» WRITTEN PROBLEM: Word for word, quote all of the material, omitting the pictures.

Stored records
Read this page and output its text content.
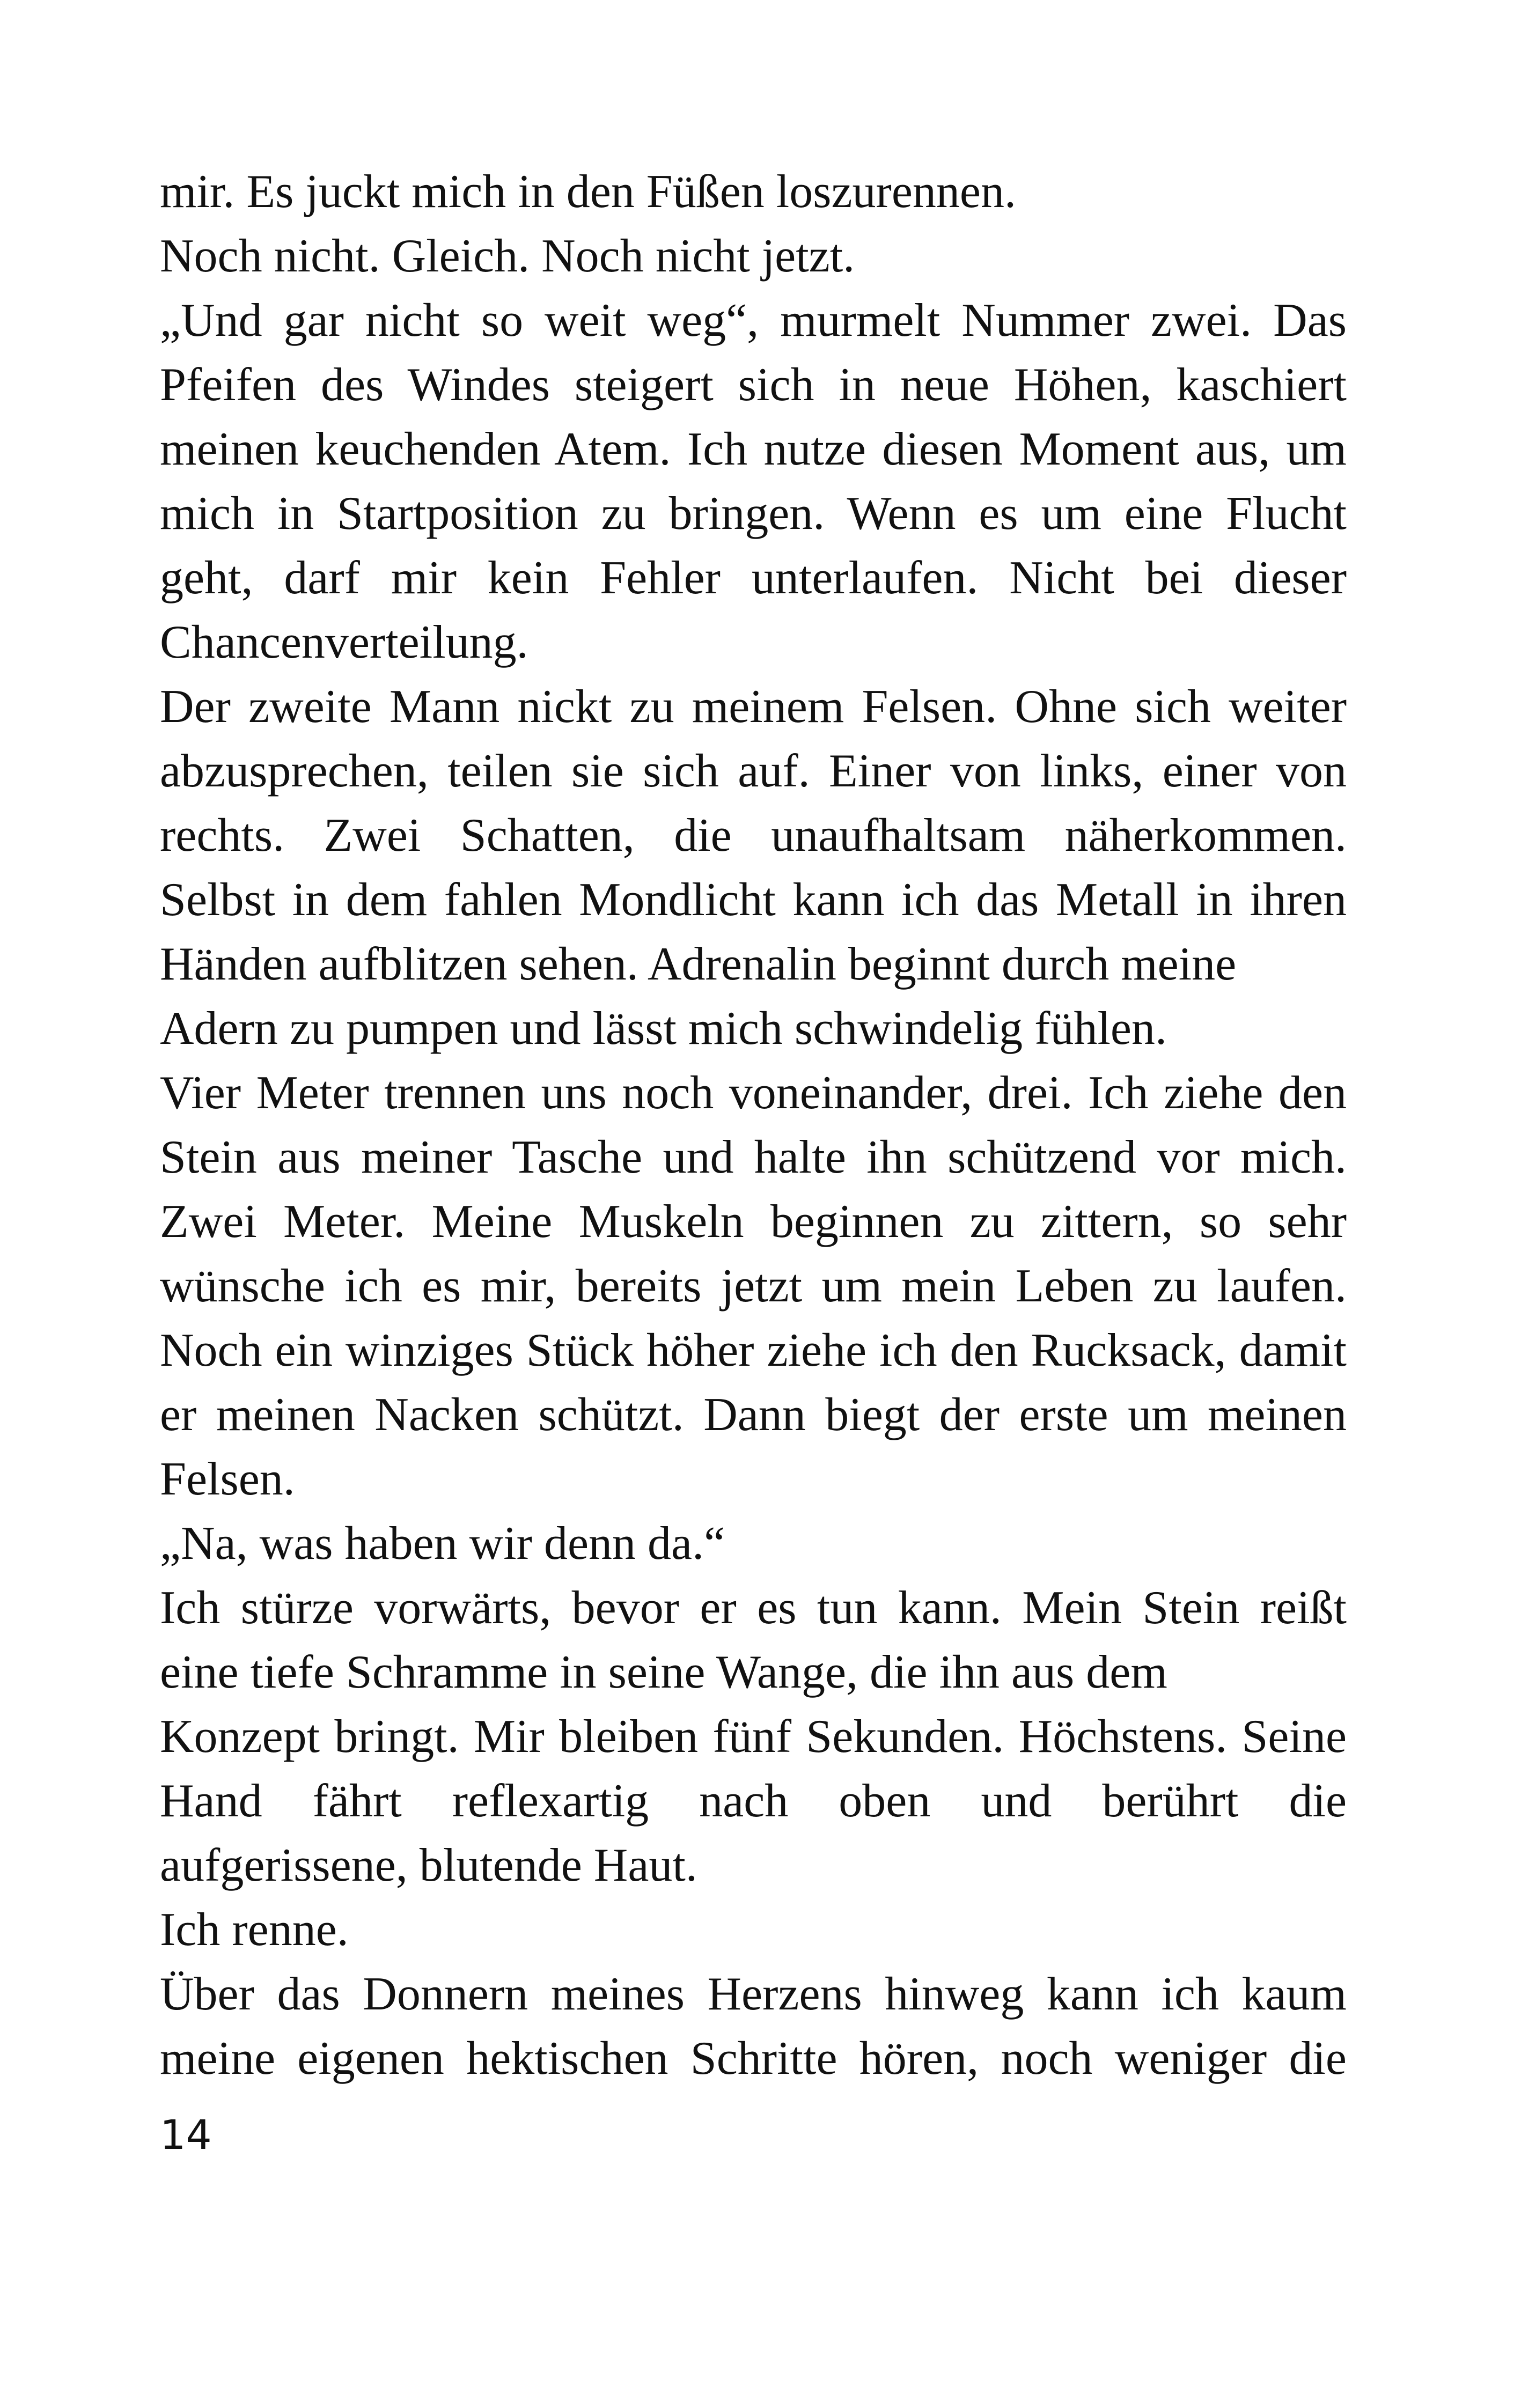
mir. Es juckt mich in den Füßen loszurennen.
Noch nicht. Gleich. Noch nicht jetzt.
„Und gar nicht so weit weg“, murmelt Nummer zwei. Das
Pfeifen des Windes steigert sich in neue Höhen, kaschiert
meinen keuchenden Atem. Ich nutze diesen Moment aus, um
mich in Startposition zu bringen. Wenn es um eine Flucht
geht, darf mir kein Fehler unterlaufen. Nicht bei dieser
Chancenverteilung.
Der zweite Mann nickt zu meinem Felsen. Ohne sich weiter
abzusprechen, teilen sie sich auf. Einer von links, einer von
rechts. Zwei Schatten, die unaufhaltsam näherkommen.
Selbst in dem fahlen Mondlicht kann ich das Metall in ihren
Händen aufblitzen sehen. Adrenalin beginnt durch meine
Adern zu pumpen und lässt mich schwindelig fühlen.
Vier Meter trennen uns noch voneinander, drei. Ich ziehe den
Stein aus meiner Tasche und halte ihn schützend vor mich.
Zwei Meter. Meine Muskeln beginnen zu zittern, so sehr
wünsche ich es mir, bereits jetzt um mein Leben zu laufen.
Noch ein winziges Stück höher ziehe ich den Rucksack, damit
er meinen Nacken schützt. Dann biegt der erste um meinen
Felsen.
„Na, was haben wir denn da.“
Ich stürze vorwärts, bevor er es tun kann. Mein Stein reißt
eine tiefe Schramme in seine Wange, die ihn aus dem
Konzept bringt. Mir bleiben fünf Sekunden. Höchstens. Seine
Hand fährt reflexartig nach oben und berührt die
aufgerissene, blutende Haut.
Ich renne.
Über das Donnern meines Herzens hinweg kann ich kaum
meine eigenen hektischen Schritte hören, noch weniger die
14
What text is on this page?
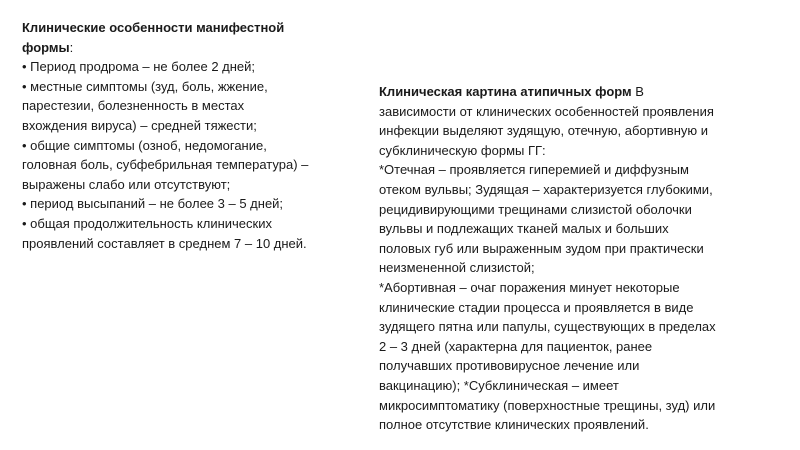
Клинические особенности манифестной
формы:
• Период продрома – не более 2 дней;
• местные симптомы (зуд, боль, жжение,
парестезии, болезненность в местах
вхождения вируса) – средней тяжести;
• общие симптомы (озноб, недомогание,
головная боль, субфебрильная температура) –
выражены слабо или отсутствуют;
• период высыпаний – не более 3 – 5 дней;
• общая продолжительность клинических
проявлений составляет в среднем 7 – 10 дней.
Клиническая картина атипичных форм В
зависимости от клинических особенностей проявления
инфекции выделяют зудящую, отечную, абортивную и
субклиническую формы ГГ:
*Отечная – проявляется гиперемией и диффузным
отеком вульвы; Зудящая – характеризуется глубокими,
рецидивирующими трещинами слизистой оболочки
вульвы и подлежащих тканей малых и больших
половых губ или выраженным зудом при практически
неизмененной слизистой;
*Абортивная – очаг поражения минует некоторые
клинические стадии процесса и проявляется в виде
зудящего пятна или папулы, существующих в пределах
2 – 3 дней (характерна для пациенток, ранее
получавших противовирусное лечение или
вакцинацию); *Субклиническая – имеет
микросимптоматику (поверхностные трещины, зуд) или
полное отсутствие клинических проявлений.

» ANSWER TO THE PROBLEM:
Read this page and output its text content.
mir. Es juckt mich in den Füßen loszurennen.
Noch nicht. Gleich. Noch nicht jetzt.
„Und gar nicht so weit weg“, murmelt Nummer zwei. Das
Pfeifen des Windes steigert sich in neue Höhen, kaschiert
meinen keuchenden Atem. Ich nutze diesen Moment aus, um
mich in Startposition zu bringen. Wenn es um eine Flucht
geht, darf mir kein Fehler unterlaufen. Nicht bei dieser
Chancenverteilung.
Der zweite Mann nickt zu meinem Felsen. Ohne sich weiter
abzusprechen, teilen sie sich auf. Einer von links, einer von
rechts. Zwei Schatten, die unaufhaltsam näherkommen.
Selbst in dem fahlen Mondlicht kann ich das Metall in ihren
Händen aufblitzen sehen. Adrenalin beginnt durch meine
Adern zu pumpen und lässt mich schwindelig fühlen.
Vier Meter trennen uns noch voneinander, drei. Ich ziehe den
Stein aus meiner Tasche und halte ihn schützend vor mich.
Zwei Meter. Meine Muskeln beginnen zu zittern, so sehr
wünsche ich es mir, bereits jetzt um mein Leben zu laufen.
Noch ein winziges Stück höher ziehe ich den Rucksack, damit
er meinen Nacken schützt. Dann biegt der erste um meinen
Felsen.
„Na, was haben wir denn da.“
Ich stürze vorwärts, bevor er es tun kann. Mein Stein reißt
eine tiefe Schramme in seine Wange, die ihn aus dem
Konzept bringt. Mir bleiben fünf Sekunden. Höchstens. Seine
Hand fährt reflexartig nach oben und berührt die
aufgerissene, blutende Haut.
Ich renne.
Über das Donnern meines Herzens hinweg kann ich kaum
meine eigenen hektischen Schritte hören, noch weniger die
14
What text is on this page?
Клинические особенности манифестной
формы:
• Период продрома – не более 2 дней;
• местные симптомы (зуд, боль, жжение,
парестезии, болезненность в местах
вхождения вируса) – средней тяжести;
• общие симптомы (озноб, недомогание,
головная боль, субфебрильная температура) –
выражены слабо или отсутствуют;
• период высыпаний – не более 3 – 5 дней;
• общая продолжительность клинических
проявлений составляет в среднем 7 – 10 дней.
Клиническая картина атипичных форм В
зависимости от клинических особенностей проявления
инфекции выделяют зудящую, отечную, абортивную и
субклиническую формы ГГ:
*Отечная – проявляется гиперемией и диффузным
отеком вульвы; Зудящая – характеризуется глубокими,
рецидивирующими трещинами слизистой оболочки
вульвы и подлежащих тканей малых и больших
половых губ или выраженным зудом при практически
неизмененной слизистой;
*Абортивная – очаг поражения минует некоторые
клинические стадии процесса и проявляется в виде
зудящего пятна или папулы, существующих в пределах
2 – 3 дней (характерна для пациенток, ранее
получавших противовирусное лечение или
вакцинацию); *Субклиническая – имеет
микросимптоматику (поверхностные трещины, зуд) или
полное отсутствие клинических проявлений.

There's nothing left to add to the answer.